#### [REQUEST]
Extract every line that includes the string "devices".

[START EXERCISE INPUT]

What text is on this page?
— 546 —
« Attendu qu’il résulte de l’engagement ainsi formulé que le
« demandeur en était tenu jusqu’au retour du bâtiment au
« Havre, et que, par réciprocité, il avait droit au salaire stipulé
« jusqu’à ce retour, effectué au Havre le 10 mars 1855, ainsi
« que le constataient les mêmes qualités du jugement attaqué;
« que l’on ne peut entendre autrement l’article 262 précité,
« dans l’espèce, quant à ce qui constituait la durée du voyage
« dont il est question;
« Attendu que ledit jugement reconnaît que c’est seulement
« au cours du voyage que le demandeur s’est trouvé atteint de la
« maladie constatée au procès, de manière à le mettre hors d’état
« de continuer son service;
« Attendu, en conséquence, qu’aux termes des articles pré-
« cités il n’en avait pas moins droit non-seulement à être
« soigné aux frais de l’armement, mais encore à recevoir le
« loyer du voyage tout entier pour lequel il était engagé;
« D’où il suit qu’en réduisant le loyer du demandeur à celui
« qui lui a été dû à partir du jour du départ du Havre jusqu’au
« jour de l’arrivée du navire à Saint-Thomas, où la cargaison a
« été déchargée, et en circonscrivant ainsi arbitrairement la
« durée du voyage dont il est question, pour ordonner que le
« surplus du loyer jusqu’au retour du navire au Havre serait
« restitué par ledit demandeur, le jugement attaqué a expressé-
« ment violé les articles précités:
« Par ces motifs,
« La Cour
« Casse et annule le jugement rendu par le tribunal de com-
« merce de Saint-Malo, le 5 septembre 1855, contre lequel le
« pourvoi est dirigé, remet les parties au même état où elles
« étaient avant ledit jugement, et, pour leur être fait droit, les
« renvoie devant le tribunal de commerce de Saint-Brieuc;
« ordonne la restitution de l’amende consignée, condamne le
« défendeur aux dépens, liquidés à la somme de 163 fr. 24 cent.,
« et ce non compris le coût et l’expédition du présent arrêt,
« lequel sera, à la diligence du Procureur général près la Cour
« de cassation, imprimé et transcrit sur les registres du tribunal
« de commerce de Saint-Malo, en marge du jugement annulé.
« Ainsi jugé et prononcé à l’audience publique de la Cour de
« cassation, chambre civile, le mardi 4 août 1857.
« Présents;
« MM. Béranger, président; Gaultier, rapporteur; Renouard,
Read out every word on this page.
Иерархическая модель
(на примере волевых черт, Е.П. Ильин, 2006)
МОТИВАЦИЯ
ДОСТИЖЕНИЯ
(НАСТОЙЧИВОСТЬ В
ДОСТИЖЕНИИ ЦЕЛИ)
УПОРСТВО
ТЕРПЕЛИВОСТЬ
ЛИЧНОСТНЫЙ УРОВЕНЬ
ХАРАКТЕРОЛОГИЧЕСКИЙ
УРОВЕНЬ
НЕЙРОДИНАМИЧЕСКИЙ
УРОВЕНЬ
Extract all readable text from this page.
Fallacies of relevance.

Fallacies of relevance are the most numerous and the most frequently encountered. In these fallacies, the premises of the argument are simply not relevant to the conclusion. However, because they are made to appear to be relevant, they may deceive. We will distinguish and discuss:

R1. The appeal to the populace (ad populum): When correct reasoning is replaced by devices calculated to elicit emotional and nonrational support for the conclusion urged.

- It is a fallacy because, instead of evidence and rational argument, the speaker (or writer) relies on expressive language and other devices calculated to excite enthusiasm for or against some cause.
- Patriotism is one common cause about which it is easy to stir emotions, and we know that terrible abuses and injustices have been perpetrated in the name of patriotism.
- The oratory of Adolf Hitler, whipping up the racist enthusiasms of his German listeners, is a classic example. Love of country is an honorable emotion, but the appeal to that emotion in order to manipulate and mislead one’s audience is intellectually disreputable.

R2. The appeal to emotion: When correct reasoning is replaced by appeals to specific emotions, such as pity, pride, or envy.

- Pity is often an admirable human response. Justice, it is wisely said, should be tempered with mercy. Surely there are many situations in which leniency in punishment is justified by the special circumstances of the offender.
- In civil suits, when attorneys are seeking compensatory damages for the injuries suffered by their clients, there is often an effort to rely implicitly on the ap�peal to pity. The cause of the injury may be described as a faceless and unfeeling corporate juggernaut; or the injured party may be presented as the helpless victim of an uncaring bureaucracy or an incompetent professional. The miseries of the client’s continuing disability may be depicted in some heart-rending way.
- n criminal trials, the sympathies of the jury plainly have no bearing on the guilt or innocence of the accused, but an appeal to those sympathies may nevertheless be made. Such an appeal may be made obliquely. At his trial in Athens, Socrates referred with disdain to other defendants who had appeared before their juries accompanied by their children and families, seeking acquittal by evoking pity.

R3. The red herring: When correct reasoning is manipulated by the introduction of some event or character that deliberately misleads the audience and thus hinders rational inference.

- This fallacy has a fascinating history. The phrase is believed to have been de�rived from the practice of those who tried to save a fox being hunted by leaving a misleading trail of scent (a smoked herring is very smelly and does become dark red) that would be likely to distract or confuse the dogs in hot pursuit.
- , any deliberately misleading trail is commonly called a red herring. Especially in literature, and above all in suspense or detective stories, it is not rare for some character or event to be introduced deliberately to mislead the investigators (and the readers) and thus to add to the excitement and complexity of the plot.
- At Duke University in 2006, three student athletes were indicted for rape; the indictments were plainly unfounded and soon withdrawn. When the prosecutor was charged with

[END EXERCISE INPUT]

#### [COMPLETED TASK]
R1. The appeal to the populace (ad populum): When correct reasoning is replaced by devices calculated to elicit emotional and nonrational support for the conclusion urged.
- It is a fallacy because, instead of evidence and rational argument, the speaker (or writer) relies on expressive language and other devices calculated to excite enthusiasm for or against some cause.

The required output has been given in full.